Repeat each entry in full, exactly.

↓

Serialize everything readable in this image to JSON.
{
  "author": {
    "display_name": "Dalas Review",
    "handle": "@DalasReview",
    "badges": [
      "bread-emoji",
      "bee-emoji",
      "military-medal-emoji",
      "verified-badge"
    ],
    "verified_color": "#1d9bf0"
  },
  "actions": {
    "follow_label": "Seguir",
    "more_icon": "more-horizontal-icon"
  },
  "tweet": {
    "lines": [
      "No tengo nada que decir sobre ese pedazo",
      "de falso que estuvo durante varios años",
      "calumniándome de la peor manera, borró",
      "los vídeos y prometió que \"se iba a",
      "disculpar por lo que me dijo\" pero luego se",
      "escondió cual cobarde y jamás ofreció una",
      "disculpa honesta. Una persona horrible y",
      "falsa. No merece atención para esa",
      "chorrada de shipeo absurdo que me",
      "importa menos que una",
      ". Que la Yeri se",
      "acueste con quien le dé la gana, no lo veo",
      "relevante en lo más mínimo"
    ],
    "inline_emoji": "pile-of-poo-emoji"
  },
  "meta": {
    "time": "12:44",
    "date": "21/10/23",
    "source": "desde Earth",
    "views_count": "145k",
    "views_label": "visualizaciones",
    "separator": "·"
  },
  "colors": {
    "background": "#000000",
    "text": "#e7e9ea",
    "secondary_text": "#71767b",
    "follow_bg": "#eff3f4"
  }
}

↑

* **EXPECTED OUTPUT**:
Serialize everything readable in this image to JSON.
{
  "author": {
    "display_name": "Dalas Review",
    "handle": "@DalasReview",
    "badges": [
      "bread-emoji",
      "bee-emoji",
      "military-medal-emoji",
      "verified-badge"
    ],
    "verified_color": "#1d9bf0"
  },
  "actions": {
    "follow_label": "Seguir",
    "more_icon": "more-horizontal-icon"
  },
  "tweet": {
    "lines": [
      "No tengo nada que decir sobre ese pedazo",
      "de falso que estuvo durante varios años",
      "calumniándome de la peor manera, borró",
      "los vídeos y prometió que \"se iba a",
      "disculpar por lo que me dijo\" pero luego se",
      "escondió cual cobarde y jamás ofreció una",
      "disculpa honesta. Una persona horrible y",
      "falsa. No merece atención para esa",
      "chorrada de shipeo absurdo que me",
      "importa menos que una",
      ". Que la Yeri se",
      "acueste con quien le dé la gana, no lo veo",
      "relevante en lo más mínimo"
    ],
    "inline_emoji": "pile-of-poo-emoji"
  },
  "meta": {
    "time": "12:44",
    "date": "21/10/23",
    "source": "desde Earth",
    "views_count": "145k",
    "views_label": "visualizaciones",
    "separator": "·"
  },
  "colors": {
    "background": "#000000",
    "text": "#e7e9ea",
    "secondary_text": "#71767b",
    "follow_bg": "#eff3f4"
  }
}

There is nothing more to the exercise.